Written task: Repeat the listing in full. Nothing may be added or left out.

Material shown:
***

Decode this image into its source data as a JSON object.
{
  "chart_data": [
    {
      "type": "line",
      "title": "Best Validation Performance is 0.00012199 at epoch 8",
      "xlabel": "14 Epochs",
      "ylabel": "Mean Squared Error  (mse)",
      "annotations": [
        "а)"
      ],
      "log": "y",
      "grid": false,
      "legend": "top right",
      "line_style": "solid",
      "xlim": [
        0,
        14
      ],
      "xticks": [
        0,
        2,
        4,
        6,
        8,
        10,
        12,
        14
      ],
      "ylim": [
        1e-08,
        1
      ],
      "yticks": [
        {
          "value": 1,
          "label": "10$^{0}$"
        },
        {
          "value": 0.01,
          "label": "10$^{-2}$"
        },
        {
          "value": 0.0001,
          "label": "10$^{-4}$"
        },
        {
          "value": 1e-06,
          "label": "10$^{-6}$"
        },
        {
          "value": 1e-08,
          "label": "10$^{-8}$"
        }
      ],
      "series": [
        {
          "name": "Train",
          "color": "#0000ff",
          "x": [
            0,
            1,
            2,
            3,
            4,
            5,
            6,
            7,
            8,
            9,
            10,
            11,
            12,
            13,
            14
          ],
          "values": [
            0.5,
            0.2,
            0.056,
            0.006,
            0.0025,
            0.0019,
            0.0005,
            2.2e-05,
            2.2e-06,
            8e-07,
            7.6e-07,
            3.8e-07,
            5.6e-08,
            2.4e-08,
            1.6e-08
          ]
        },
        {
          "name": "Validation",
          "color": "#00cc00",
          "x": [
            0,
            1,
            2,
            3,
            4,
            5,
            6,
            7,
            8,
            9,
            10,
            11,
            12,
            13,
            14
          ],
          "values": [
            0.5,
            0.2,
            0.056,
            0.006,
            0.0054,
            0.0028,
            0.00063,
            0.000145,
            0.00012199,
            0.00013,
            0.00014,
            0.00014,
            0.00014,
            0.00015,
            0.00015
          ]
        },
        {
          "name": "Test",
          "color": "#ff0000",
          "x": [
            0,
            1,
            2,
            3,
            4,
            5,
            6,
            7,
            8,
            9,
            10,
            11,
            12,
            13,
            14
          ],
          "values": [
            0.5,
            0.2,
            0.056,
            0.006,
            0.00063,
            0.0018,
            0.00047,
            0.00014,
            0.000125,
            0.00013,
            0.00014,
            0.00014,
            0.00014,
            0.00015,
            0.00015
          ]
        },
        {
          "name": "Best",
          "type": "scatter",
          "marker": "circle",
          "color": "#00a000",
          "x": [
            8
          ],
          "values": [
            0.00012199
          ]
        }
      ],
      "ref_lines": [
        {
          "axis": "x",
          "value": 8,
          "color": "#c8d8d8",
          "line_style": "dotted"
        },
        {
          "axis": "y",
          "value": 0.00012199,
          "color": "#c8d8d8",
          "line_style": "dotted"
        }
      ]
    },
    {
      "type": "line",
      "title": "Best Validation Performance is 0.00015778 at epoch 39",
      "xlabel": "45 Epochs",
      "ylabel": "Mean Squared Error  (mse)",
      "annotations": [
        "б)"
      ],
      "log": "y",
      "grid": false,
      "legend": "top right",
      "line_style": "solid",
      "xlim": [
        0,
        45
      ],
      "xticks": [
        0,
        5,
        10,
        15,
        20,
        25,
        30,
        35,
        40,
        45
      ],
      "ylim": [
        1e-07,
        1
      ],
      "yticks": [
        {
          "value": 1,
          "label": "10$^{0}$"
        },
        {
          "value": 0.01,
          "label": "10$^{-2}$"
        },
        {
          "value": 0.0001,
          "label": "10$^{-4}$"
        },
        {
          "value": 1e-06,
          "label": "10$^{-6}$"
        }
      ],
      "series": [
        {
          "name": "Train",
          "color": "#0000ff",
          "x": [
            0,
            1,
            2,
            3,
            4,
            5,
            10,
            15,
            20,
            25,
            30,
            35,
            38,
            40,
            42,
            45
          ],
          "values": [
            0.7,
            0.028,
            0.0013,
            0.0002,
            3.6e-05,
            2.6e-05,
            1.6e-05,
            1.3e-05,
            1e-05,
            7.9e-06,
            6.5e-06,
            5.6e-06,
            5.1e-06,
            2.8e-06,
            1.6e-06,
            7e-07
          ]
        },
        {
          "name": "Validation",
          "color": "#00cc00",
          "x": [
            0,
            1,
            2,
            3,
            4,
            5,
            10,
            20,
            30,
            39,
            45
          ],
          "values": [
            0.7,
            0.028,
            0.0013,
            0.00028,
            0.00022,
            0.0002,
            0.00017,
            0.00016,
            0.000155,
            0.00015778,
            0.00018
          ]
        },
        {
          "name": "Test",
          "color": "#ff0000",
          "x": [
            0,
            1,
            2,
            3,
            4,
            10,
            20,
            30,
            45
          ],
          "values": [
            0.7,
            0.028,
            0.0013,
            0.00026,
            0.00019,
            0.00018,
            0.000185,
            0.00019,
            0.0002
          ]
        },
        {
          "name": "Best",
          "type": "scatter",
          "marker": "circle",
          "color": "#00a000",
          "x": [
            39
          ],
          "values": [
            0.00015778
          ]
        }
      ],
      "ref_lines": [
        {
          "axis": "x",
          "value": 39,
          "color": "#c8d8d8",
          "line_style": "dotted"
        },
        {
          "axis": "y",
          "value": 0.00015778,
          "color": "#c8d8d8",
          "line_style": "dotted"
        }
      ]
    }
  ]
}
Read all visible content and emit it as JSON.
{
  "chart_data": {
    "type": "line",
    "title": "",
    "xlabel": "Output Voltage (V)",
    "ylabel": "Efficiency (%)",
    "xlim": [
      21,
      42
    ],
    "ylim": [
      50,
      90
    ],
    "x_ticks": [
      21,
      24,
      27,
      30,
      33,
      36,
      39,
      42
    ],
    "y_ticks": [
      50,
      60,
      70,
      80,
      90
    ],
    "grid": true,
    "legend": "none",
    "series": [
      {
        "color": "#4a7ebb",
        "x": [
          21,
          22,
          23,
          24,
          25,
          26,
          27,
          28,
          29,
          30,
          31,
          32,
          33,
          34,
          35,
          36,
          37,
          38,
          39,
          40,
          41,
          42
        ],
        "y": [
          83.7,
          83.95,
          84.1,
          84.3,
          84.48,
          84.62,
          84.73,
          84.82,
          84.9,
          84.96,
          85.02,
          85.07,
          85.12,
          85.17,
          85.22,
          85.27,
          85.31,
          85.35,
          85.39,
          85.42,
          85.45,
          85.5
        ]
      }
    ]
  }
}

***

Exercise answer:
Decode this image into its source data as a JSON object.
{
  "chart_data": [
    {
      "type": "line",
      "title": "Best Validation Performance is 0.00012199 at epoch 8",
      "xlabel": "14 Epochs",
      "ylabel": "Mean Squared Error  (mse)",
      "annotations": [
        "а)"
      ],
      "log": "y",
      "grid": false,
      "legend": "top right",
      "line_style": "solid",
      "xlim": [
        0,
        14
      ],
      "xticks": [
        0,
        2,
        4,
        6,
        8,
        10,
        12,
        14
      ],
      "ylim": [
        1e-08,
        1
      ],
      "yticks": [
        {
          "value": 1,
          "label": "10$^{0}$"
        },
        {
          "value": 0.01,
          "label": "10$^{-2}$"
        },
        {
          "value": 0.0001,
          "label": "10$^{-4}$"
        },
        {
          "value": 1e-06,
          "label": "10$^{-6}$"
        },
        {
          "value": 1e-08,
          "label": "10$^{-8}$"
        }
      ],
      "series": [
        {
          "name": "Train",
          "color": "#0000ff",
          "x": [
            0,
            1,
            2,
            3,
            4,
            5,
            6,
            7,
            8,
            9,
            10,
            11,
            12,
            13,
            14
          ],
          "values": [
            0.5,
            0.2,
            0.056,
            0.006,
            0.0025,
            0.0019,
            0.0005,
            2.2e-05,
            2.2e-06,
            8e-07,
            7.6e-07,
            3.8e-07,
            5.6e-08,
            2.4e-08,
            1.6e-08
          ]
        },
        {
          "name": "Validation",
          "color": "#00cc00",
          "x": [
            0,
            1,
            2,
            3,
            4,
            5,
            6,
            7,
            8,
            9,
            10,
            11,
            12,
            13,
            14
          ],
          "values": [
            0.5,
            0.2,
            0.056,
            0.006,
            0.0054,
            0.0028,
            0.00063,
            0.000145,
            0.00012199,
            0.00013,
            0.00014,
            0.00014,
            0.00014,
            0.00015,
            0.00015
          ]
        },
        {
          "name": "Test",
          "color": "#ff0000",
          "x": [
            0,
            1,
            2,
            3,
            4,
            5,
            6,
            7,
            8,
            9,
            10,
            11,
            12,
            13,
            14
          ],
          "values": [
            0.5,
            0.2,
            0.056,
            0.006,
            0.00063,
            0.0018,
            0.00047,
            0.00014,
            0.000125,
            0.00013,
            0.00014,
            0.00014,
            0.00014,
            0.00015,
            0.00015
          ]
        },
        {
          "name": "Best",
          "type": "scatter",
          "marker": "circle",
          "color": "#00a000",
          "x": [
            8
          ],
          "values": [
            0.00012199
          ]
        }
      ],
      "ref_lines": [
        {
          "axis": "x",
          "value": 8,
          "color": "#c8d8d8",
          "line_style": "dotted"
        },
        {
          "axis": "y",
          "value": 0.00012199,
          "color": "#c8d8d8",
          "line_style": "dotted"
        }
      ]
    },
    {
      "type": "line",
      "title": "Best Validation Performance is 0.00015778 at epoch 39",
      "xlabel": "45 Epochs",
      "ylabel": "Mean Squared Error  (mse)",
      "annotations": [
        "б)"
      ],
      "log": "y",
      "grid": false,
      "legend": "top right",
      "line_style": "solid",
      "xlim": [
        0,
        45
      ],
      "xticks": [
        0,
        5,
        10,
        15,
        20,
        25,
        30,
        35,
        40,
        45
      ],
      "ylim": [
        1e-07,
        1
      ],
      "yticks": [
        {
          "value": 1,
          "label": "10$^{0}$"
        },
        {
          "value": 0.01,
          "label": "10$^{-2}$"
        },
        {
          "value": 0.0001,
          "label": "10$^{-4}$"
        },
        {
          "value": 1e-06,
          "label": "10$^{-6}$"
        }
      ],
      "series": [
        {
          "name": "Train",
          "color": "#0000ff",
          "x": [
            0,
            1,
            2,
            3,
            4,
            5,
            10,
            15,
            20,
            25,
            30,
            35,
            38,
            40,
            42,
            45
          ],
          "values": [
            0.7,
            0.028,
            0.0013,
            0.0002,
            3.6e-05,
            2.6e-05,
            1.6e-05,
            1.3e-05,
            1e-05,
            7.9e-06,
            6.5e-06,
            5.6e-06,
            5.1e-06,
            2.8e-06,
            1.6e-06,
            7e-07
          ]
        },
        {
          "name": "Validation",
          "color": "#00cc00",
          "x": [
            0,
            1,
            2,
            3,
            4,
            5,
            10,
            20,
            30,
            39,
            45
          ],
          "values": [
            0.7,
            0.028,
            0.0013,
            0.00028,
            0.00022,
            0.0002,
            0.00017,
            0.00016,
            0.000155,
            0.00015778,
            0.00018
          ]
        },
        {
          "name": "Test",
          "color": "#ff0000",
          "x": [
            0,
            1,
            2,
            3,
            4,
            10,
            20,
            30,
            45
          ],
          "values": [
            0.7,
            0.028,
            0.0013,
            0.00026,
            0.00019,
            0.00018,
            0.000185,
            0.00019,
            0.0002
          ]
        },
        {
          "name": "Best",
          "type": "scatter",
          "marker": "circle",
          "color": "#00a000",
          "x": [
            39
          ],
          "values": [
            0.00015778
          ]
        }
      ],
      "ref_lines": [
        {
          "axis": "x",
          "value": 39,
          "color": "#c8d8d8",
          "line_style": "dotted"
        },
        {
          "axis": "y",
          "value": 0.00015778,
          "color": "#c8d8d8",
          "line_style": "dotted"
        }
      ]
    }
  ]
}
Read all visible content and emit it as JSON.
{
  "chart_data": {
    "type": "line",
    "title": "",
    "xlabel": "Output Voltage (V)",
    "ylabel": "Efficiency (%)",
    "xlim": [
      21,
      42
    ],
    "ylim": [
      50,
      90
    ],
    "x_ticks": [
      21,
      24,
      27,
      30,
      33,
      36,
      39,
      42
    ],
    "y_ticks": [
      50,
      60,
      70,
      80,
      90
    ],
    "grid": true,
    "legend": "none",
    "series": [
      {
        "color": "#4a7ebb",
        "x": [
          21,
          22,
          23,
          24,
          25,
          26,
          27,
          28,
          29,
          30,
          31,
          32,
          33,
          34,
          35,
          36,
          37,
          38,
          39,
          40,
          41,
          42
        ],
        "y": [
          83.7,
          83.95,
          84.1,
          84.3,
          84.48,
          84.62,
          84.73,
          84.82,
          84.9,
          84.96,
          85.02,
          85.07,
          85.12,
          85.17,
          85.22,
          85.27,
          85.31,
          85.35,
          85.39,
          85.42,
          85.45,
          85.5
        ]
      }
    ]
  }
}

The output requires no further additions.